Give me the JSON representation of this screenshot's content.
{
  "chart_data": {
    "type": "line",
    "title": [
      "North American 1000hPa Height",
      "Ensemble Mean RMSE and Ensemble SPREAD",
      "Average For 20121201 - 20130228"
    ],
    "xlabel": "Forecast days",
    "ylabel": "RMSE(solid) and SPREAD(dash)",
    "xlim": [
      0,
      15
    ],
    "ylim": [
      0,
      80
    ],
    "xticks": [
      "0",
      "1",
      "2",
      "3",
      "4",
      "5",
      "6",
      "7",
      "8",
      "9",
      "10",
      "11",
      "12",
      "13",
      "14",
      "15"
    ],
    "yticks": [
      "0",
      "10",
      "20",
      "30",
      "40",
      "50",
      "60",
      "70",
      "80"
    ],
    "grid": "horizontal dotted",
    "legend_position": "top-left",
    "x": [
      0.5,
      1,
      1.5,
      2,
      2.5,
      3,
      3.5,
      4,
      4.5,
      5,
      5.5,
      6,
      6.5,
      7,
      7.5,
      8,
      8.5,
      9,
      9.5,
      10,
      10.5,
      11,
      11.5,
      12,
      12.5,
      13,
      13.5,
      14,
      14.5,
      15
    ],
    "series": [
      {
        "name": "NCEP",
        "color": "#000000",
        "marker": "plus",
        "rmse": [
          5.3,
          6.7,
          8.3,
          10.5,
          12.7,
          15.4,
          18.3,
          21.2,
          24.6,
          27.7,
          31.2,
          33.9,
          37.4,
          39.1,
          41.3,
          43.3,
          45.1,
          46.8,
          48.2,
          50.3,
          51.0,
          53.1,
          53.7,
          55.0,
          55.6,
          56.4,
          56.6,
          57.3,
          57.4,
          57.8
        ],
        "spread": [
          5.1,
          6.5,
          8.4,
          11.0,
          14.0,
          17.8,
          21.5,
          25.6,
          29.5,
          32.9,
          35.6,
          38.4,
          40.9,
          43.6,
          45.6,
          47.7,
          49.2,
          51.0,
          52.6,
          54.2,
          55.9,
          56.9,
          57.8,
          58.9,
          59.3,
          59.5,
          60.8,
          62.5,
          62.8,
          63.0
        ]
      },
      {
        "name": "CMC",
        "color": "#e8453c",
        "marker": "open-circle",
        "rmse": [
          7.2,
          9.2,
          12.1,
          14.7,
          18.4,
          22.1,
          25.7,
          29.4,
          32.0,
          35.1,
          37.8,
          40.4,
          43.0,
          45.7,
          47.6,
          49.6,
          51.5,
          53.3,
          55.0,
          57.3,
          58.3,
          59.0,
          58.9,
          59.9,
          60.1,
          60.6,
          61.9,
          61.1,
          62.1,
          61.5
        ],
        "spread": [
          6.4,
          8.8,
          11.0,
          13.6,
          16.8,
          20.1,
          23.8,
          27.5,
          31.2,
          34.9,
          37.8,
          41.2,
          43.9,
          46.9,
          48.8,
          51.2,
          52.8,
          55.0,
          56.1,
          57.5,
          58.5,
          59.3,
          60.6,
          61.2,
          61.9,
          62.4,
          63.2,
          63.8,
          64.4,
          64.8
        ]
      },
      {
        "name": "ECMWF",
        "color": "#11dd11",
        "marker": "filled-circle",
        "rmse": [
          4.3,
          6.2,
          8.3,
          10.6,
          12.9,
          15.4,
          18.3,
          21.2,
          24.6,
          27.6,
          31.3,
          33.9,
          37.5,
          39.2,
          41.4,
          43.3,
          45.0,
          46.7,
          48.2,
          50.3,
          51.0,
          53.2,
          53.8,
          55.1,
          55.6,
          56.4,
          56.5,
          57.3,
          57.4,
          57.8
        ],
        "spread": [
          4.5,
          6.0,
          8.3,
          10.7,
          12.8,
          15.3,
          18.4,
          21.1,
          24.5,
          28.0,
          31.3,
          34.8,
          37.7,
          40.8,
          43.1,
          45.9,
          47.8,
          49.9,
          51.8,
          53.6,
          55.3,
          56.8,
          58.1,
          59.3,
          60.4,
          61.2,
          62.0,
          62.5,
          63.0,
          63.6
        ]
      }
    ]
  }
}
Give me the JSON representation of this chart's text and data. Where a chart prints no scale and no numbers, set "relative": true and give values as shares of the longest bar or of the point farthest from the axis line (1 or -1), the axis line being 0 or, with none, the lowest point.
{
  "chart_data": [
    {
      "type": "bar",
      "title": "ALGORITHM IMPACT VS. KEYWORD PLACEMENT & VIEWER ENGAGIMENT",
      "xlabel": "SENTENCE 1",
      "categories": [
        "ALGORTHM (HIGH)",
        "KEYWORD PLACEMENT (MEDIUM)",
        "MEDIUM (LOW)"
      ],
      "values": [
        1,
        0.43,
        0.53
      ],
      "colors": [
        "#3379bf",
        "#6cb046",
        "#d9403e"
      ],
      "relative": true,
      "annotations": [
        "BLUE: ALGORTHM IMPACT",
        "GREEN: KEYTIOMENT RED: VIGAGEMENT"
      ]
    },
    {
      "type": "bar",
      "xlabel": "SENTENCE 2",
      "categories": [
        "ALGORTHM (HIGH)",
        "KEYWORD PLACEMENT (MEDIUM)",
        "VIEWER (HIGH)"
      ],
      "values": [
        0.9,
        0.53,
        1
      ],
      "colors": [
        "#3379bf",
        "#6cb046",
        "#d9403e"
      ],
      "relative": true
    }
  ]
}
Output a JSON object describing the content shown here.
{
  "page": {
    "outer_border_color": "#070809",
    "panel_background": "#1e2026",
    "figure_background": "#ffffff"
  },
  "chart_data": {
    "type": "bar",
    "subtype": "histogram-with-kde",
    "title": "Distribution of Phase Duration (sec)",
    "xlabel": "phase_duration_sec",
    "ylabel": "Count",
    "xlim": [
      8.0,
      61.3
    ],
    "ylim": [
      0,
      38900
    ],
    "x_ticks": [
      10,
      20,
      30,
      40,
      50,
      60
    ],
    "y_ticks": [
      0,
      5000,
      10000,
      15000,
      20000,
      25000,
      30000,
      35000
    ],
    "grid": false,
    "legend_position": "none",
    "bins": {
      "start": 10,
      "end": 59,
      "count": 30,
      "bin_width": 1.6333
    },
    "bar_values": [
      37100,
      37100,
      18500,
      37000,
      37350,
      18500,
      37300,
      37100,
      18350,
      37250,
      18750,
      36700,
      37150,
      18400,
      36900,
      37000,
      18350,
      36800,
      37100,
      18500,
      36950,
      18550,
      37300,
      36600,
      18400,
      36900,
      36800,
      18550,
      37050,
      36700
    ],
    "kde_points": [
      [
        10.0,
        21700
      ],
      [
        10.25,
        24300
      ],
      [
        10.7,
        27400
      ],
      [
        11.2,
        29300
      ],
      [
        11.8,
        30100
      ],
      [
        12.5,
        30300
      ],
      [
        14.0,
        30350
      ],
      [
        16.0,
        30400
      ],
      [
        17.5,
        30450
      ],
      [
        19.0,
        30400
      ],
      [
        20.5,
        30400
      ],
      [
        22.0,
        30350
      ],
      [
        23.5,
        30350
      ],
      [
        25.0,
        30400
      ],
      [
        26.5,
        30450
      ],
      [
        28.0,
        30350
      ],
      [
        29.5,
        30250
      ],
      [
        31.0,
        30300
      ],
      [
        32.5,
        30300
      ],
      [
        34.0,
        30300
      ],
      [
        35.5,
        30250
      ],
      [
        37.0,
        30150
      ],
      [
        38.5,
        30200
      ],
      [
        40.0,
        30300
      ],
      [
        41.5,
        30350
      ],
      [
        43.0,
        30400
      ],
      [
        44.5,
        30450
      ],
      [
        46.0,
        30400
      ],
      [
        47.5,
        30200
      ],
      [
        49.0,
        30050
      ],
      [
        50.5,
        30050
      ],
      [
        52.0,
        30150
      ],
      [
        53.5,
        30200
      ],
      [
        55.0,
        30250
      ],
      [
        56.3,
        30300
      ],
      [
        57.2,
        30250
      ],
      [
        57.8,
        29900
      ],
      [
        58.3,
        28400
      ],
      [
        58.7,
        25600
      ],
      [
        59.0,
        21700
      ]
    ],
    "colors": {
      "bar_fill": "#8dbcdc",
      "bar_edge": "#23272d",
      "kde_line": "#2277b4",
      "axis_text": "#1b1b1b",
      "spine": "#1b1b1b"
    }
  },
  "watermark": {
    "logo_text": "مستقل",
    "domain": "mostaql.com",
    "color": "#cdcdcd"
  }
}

Exercise description: Copy each line of the records containing the string "IMPACT".

Solution for this exercise:
      "title": "ALGORITHM IMPACT VS. KEYWORD PLACEMENT & VIEWER ENGAGIMENT",
        "BLUE: ALGORTHM IMPACT",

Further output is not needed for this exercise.